### Dataset excerpt
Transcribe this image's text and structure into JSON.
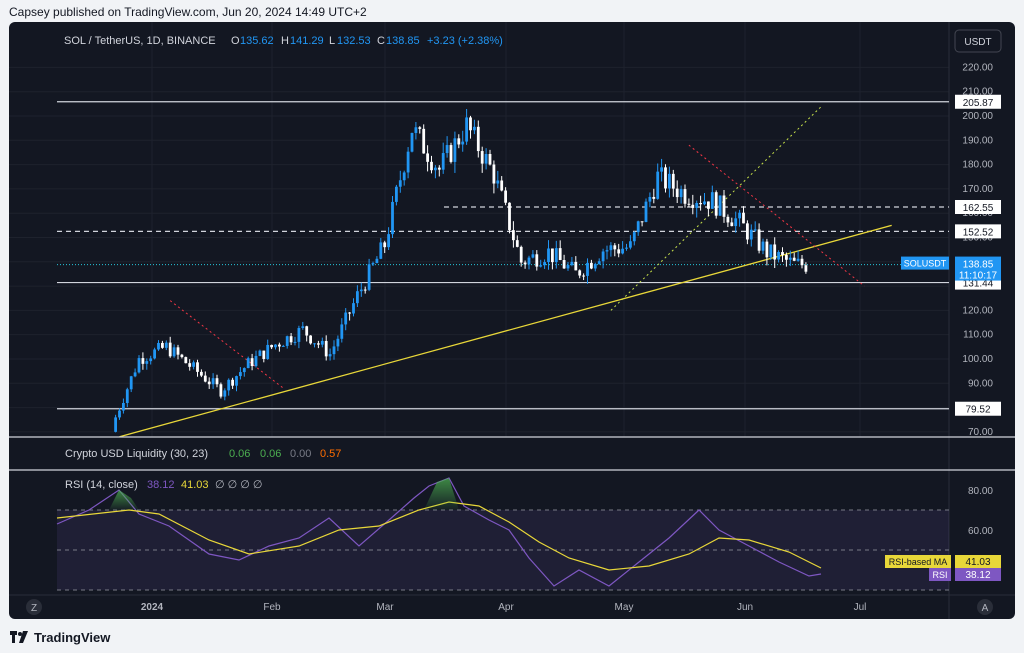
{
  "publish_line": "Capsey published on TradingView.com, Jun 20, 2024 14:49 UTC+2",
  "footer_brand": "TradingView",
  "colors": {
    "background": "#131722",
    "up": "#2196f3",
    "down": "#ffffff",
    "trendline": "#e8d739",
    "rsi": "#7e57c2",
    "rsi_ma": "#e8d739",
    "cyan": "#26c6da"
  },
  "header": {
    "symbol": "SOL / TetherUS, 1D, BINANCE",
    "o_label": "O",
    "o": "135.62",
    "h_label": "H",
    "h": "141.29",
    "l_label": "L",
    "l": "132.53",
    "c_label": "C",
    "c": "138.85",
    "change": "+3.23 (+2.38%)",
    "currency_button": "USDT"
  },
  "indicator_liquidity": {
    "label": "Crypto USD Liquidity (30, 23)",
    "v1": "0.06",
    "v2": "0.06",
    "v3": "0.00",
    "v4": "0.57"
  },
  "indicator_rsi": {
    "label": "RSI (14, close)",
    "v1": "38.12",
    "v2": "41.03",
    "empties": "∅ ∅ ∅ ∅",
    "ma_tag": "RSI-based MA",
    "ma_value": "41.03",
    "rsi_tag": "RSI",
    "rsi_value": "38.12",
    "ticks": [
      "80.00",
      "60.00"
    ]
  },
  "price_tags": {
    "r205": "205.87",
    "r162": "162.55",
    "r152": "152.52",
    "r131": "131.44",
    "r79": "79.52",
    "sym": "SOLUSDT",
    "last": "138.85",
    "countdown": "11:10:17"
  },
  "price_ticks": [
    "220.00",
    "210.00",
    "200.00",
    "190.00",
    "180.00",
    "170.00",
    "160.00",
    "150.00",
    "140.00",
    "130.00",
    "120.00",
    "110.00",
    "100.00",
    "90.00",
    "80.00",
    "70.00"
  ],
  "time_axis": {
    "labels": [
      "2024",
      "Feb",
      "Mar",
      "Apr",
      "May",
      "Jun",
      "Jul"
    ],
    "z_button": "Z",
    "a_button": "A"
  },
  "chart_data": {
    "type": "candlestick",
    "symbol": "SOL / TetherUS",
    "interval": "1D",
    "exchange": "BINANCE",
    "ylim": [
      65,
      225
    ],
    "horizontal_levels": [
      205.87,
      162.55,
      152.52,
      131.44,
      79.52
    ],
    "last_close": 138.85,
    "trendline": {
      "from": [
        "2023-12-27",
        68
      ],
      "to": [
        "2024-07-12",
        155
      ]
    },
    "weekly_closes": [
      {
        "date": "2023-12-25",
        "close": 72
      },
      {
        "date": "2024-01-01",
        "close": 100
      },
      {
        "date": "2024-01-08",
        "close": 105
      },
      {
        "date": "2024-01-15",
        "close": 96
      },
      {
        "date": "2024-01-22",
        "close": 87
      },
      {
        "date": "2024-01-29",
        "close": 98
      },
      {
        "date": "2024-02-05",
        "close": 106
      },
      {
        "date": "2024-02-12",
        "close": 112
      },
      {
        "date": "2024-02-19",
        "close": 102
      },
      {
        "date": "2024-02-26",
        "close": 126
      },
      {
        "date": "2024-03-04",
        "close": 147
      },
      {
        "date": "2024-03-11",
        "close": 195
      },
      {
        "date": "2024-03-18",
        "close": 178
      },
      {
        "date": "2024-03-25",
        "close": 196
      },
      {
        "date": "2024-04-01",
        "close": 176
      },
      {
        "date": "2024-04-08",
        "close": 140
      },
      {
        "date": "2024-04-15",
        "close": 144
      },
      {
        "date": "2024-04-22",
        "close": 135
      },
      {
        "date": "2024-04-29",
        "close": 145
      },
      {
        "date": "2024-05-06",
        "close": 146
      },
      {
        "date": "2024-05-13",
        "close": 175
      },
      {
        "date": "2024-05-20",
        "close": 168
      },
      {
        "date": "2024-05-27",
        "close": 165
      },
      {
        "date": "2024-06-03",
        "close": 156
      },
      {
        "date": "2024-06-10",
        "close": 144
      },
      {
        "date": "2024-06-17",
        "close": 138.85
      }
    ],
    "rsi": {
      "ylim": [
        20,
        90
      ],
      "bands": [
        30,
        50,
        70
      ],
      "last": 38.12,
      "ma_last": 41.03
    }
  }
}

### Work to complete
Show every line from the entries above in which the word "symbol" appears.

### Result of this task
    "symbol": "SOL / TetherUS, 1D, BINANCE",
    "symbol": "SOL / TetherUS",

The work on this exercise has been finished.